··· Exercise materials ···

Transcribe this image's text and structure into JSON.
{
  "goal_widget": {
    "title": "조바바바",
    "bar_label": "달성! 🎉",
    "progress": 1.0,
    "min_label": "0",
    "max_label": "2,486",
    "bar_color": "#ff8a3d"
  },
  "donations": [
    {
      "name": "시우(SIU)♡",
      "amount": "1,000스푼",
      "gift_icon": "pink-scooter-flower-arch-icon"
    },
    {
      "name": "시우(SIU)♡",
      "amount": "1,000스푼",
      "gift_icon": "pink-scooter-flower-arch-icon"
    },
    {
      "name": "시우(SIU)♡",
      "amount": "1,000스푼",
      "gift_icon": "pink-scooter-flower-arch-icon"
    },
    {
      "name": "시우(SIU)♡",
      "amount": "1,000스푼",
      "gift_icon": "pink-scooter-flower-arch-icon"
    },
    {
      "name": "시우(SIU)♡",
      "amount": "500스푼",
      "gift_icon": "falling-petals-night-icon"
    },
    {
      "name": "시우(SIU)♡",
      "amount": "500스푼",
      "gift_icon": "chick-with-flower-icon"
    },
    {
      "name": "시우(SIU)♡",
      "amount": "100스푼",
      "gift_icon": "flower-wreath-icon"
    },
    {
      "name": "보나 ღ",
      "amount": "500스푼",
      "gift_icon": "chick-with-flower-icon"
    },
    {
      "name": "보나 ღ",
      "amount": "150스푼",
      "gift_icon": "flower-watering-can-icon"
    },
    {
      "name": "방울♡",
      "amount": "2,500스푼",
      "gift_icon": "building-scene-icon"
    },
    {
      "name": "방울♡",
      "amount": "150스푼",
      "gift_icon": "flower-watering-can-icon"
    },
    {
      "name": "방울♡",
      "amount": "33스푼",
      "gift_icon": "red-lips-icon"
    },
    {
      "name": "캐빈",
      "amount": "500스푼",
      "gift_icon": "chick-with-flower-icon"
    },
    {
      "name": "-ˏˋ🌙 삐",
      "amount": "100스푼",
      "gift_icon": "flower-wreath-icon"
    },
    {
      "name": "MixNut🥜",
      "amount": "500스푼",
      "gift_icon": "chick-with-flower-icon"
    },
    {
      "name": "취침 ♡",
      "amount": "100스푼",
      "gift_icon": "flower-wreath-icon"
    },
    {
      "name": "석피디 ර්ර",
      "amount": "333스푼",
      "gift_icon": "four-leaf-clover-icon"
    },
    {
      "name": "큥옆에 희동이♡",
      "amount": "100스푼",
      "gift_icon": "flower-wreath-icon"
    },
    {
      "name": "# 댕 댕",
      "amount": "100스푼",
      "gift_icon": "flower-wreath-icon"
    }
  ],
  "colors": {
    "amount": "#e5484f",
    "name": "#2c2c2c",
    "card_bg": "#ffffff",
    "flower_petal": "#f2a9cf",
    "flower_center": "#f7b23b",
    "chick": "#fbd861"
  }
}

···

Directive: Output the records above in their entirety, exactly.

Written answer:
Transcribe this image's text and structure into JSON.
{
  "goal_widget": {
    "title": "조바바바",
    "bar_label": "달성! 🎉",
    "progress": 1.0,
    "min_label": "0",
    "max_label": "2,486",
    "bar_color": "#ff8a3d"
  },
  "donations": [
    {
      "name": "시우(SIU)♡",
      "amount": "1,000스푼",
      "gift_icon": "pink-scooter-flower-arch-icon"
    },
    {
      "name": "시우(SIU)♡",
      "amount": "1,000스푼",
      "gift_icon": "pink-scooter-flower-arch-icon"
    },
    {
      "name": "시우(SIU)♡",
      "amount": "1,000스푼",
      "gift_icon": "pink-scooter-flower-arch-icon"
    },
    {
      "name": "시우(SIU)♡",
      "amount": "1,000스푼",
      "gift_icon": "pink-scooter-flower-arch-icon"
    },
    {
      "name": "시우(SIU)♡",
      "amount": "500스푼",
      "gift_icon": "falling-petals-night-icon"
    },
    {
      "name": "시우(SIU)♡",
      "amount": "500스푼",
      "gift_icon": "chick-with-flower-icon"
    },
    {
      "name": "시우(SIU)♡",
      "amount": "100스푼",
      "gift_icon": "flower-wreath-icon"
    },
    {
      "name": "보나 ღ",
      "amount": "500스푼",
      "gift_icon": "chick-with-flower-icon"
    },
    {
      "name": "보나 ღ",
      "amount": "150스푼",
      "gift_icon": "flower-watering-can-icon"
    },
    {
      "name": "방울♡",
      "amount": "2,500스푼",
      "gift_icon": "building-scene-icon"
    },
    {
      "name": "방울♡",
      "amount": "150스푼",
      "gift_icon": "flower-watering-can-icon"
    },
    {
      "name": "방울♡",
      "amount": "33스푼",
      "gift_icon": "red-lips-icon"
    },
    {
      "name": "캐빈",
      "amount": "500스푼",
      "gift_icon": "chick-with-flower-icon"
    },
    {
      "name": "-ˏˋ🌙 삐",
      "amount": "100스푼",
      "gift_icon": "flower-wreath-icon"
    },
    {
      "name": "MixNut🥜",
      "amount": "500스푼",
      "gift_icon": "chick-with-flower-icon"
    },
    {
      "name": "취침 ♡",
      "amount": "100스푼",
      "gift_icon": "flower-wreath-icon"
    },
    {
      "name": "석피디 ර්ර",
      "amount": "333스푼",
      "gift_icon": "four-leaf-clover-icon"
    },
    {
      "name": "큥옆에 희동이♡",
      "amount": "100스푼",
      "gift_icon": "flower-wreath-icon"
    },
    {
      "name": "# 댕 댕",
      "amount": "100스푼",
      "gift_icon": "flower-wreath-icon"
    }
  ],
  "colors": {
    "amount": "#e5484f",
    "name": "#2c2c2c",
    "card_bg": "#ffffff",
    "flower_petal": "#f2a9cf",
    "flower_center": "#f7b23b",
    "chick": "#fbd861"
  }
}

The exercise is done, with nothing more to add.